# [TASK REQUIREMENTS]
Take every line where the string "Last" appears and copy it.

# [TASK INPUT]
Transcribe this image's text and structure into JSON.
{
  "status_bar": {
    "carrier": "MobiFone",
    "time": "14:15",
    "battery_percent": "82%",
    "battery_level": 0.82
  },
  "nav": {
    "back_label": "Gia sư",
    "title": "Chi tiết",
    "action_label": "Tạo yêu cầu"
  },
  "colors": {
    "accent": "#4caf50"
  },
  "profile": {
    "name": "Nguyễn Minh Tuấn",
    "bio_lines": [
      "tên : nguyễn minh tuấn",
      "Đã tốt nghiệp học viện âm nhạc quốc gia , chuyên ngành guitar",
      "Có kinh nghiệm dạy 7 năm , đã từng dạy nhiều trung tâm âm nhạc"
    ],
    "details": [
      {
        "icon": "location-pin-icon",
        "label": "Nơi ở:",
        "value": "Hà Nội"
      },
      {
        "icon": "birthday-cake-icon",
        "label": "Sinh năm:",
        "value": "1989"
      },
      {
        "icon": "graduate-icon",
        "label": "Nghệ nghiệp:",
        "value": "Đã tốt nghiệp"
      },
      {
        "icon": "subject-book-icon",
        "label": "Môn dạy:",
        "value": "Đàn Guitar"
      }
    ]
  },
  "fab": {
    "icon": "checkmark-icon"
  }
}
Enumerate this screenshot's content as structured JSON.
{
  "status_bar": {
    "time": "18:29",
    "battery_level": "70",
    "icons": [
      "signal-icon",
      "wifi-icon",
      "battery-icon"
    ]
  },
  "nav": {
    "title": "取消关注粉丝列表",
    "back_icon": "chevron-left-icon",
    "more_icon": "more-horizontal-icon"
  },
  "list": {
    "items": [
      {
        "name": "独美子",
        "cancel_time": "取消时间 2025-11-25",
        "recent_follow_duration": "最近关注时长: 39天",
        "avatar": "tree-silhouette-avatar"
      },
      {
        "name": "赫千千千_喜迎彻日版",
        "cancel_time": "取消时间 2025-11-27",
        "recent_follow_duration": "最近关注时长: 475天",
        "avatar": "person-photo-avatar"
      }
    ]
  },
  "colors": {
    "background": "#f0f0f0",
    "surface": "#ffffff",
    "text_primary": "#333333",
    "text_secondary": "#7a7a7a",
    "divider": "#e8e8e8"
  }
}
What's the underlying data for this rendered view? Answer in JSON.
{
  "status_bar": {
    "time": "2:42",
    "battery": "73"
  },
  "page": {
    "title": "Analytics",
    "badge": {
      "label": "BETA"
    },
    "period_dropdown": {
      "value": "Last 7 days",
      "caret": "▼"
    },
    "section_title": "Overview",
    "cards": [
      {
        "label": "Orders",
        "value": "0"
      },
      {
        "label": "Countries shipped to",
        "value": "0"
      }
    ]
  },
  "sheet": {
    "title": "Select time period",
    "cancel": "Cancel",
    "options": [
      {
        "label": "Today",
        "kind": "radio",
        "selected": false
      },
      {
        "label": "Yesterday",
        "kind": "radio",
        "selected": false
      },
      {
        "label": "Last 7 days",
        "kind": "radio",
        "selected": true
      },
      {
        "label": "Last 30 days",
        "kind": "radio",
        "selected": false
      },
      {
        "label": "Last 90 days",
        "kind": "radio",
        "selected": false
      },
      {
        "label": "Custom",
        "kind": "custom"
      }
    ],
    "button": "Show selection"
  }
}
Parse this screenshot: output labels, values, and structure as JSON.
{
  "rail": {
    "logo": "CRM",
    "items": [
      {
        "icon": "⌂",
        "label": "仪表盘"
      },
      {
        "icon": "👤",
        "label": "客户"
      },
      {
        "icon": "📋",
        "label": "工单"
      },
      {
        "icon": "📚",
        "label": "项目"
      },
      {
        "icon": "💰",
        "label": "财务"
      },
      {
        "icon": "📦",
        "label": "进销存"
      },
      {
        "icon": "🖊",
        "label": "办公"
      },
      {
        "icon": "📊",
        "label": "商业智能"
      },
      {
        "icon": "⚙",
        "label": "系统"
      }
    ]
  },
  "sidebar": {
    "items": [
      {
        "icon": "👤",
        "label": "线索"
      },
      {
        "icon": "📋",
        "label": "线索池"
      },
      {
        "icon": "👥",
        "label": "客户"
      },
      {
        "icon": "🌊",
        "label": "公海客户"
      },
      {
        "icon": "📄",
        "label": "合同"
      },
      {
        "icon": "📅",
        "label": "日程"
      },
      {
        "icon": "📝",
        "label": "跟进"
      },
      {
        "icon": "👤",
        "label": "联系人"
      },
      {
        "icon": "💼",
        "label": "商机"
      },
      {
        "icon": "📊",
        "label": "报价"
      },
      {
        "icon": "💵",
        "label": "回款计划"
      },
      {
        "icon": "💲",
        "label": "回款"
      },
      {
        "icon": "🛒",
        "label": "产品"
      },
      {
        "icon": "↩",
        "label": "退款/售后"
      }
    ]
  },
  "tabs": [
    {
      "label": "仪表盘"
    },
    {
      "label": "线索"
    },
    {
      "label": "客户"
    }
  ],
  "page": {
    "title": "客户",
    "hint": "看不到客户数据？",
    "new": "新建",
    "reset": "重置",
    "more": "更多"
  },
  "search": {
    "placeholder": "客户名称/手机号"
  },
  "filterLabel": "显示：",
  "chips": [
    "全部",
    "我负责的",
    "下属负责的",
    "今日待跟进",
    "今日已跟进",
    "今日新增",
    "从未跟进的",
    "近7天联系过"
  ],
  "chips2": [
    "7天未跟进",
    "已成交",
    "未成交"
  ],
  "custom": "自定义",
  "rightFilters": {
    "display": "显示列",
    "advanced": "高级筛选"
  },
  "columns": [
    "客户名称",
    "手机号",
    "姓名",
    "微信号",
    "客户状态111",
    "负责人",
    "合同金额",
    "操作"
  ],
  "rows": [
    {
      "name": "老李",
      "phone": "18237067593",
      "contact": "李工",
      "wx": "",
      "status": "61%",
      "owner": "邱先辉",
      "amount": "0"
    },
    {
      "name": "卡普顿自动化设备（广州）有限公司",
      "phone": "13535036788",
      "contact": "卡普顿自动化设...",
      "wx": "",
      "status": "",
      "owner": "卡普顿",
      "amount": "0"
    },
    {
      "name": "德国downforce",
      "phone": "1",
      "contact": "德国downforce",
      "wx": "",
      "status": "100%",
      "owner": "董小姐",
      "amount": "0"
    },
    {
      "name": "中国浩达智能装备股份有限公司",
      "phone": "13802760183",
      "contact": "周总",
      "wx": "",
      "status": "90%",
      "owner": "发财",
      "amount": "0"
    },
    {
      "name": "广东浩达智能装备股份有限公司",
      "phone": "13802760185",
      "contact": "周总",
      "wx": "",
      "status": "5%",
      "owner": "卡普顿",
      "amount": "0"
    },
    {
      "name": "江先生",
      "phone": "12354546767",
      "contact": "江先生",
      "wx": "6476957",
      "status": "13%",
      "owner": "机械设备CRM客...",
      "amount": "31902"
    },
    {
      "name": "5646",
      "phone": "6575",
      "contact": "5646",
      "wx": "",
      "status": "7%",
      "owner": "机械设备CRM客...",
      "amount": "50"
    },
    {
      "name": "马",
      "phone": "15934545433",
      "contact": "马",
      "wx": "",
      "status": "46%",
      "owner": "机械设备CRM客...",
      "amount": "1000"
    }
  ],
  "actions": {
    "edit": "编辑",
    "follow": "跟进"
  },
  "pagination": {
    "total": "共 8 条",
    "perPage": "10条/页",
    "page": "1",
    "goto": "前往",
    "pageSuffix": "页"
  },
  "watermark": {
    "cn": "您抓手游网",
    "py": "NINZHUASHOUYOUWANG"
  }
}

# [TASK OUTPUT]
      "value": "Last 7 days",
        "label": "Last 7 days",
        "label": "Last 30 days",
        "label": "Last 90 days",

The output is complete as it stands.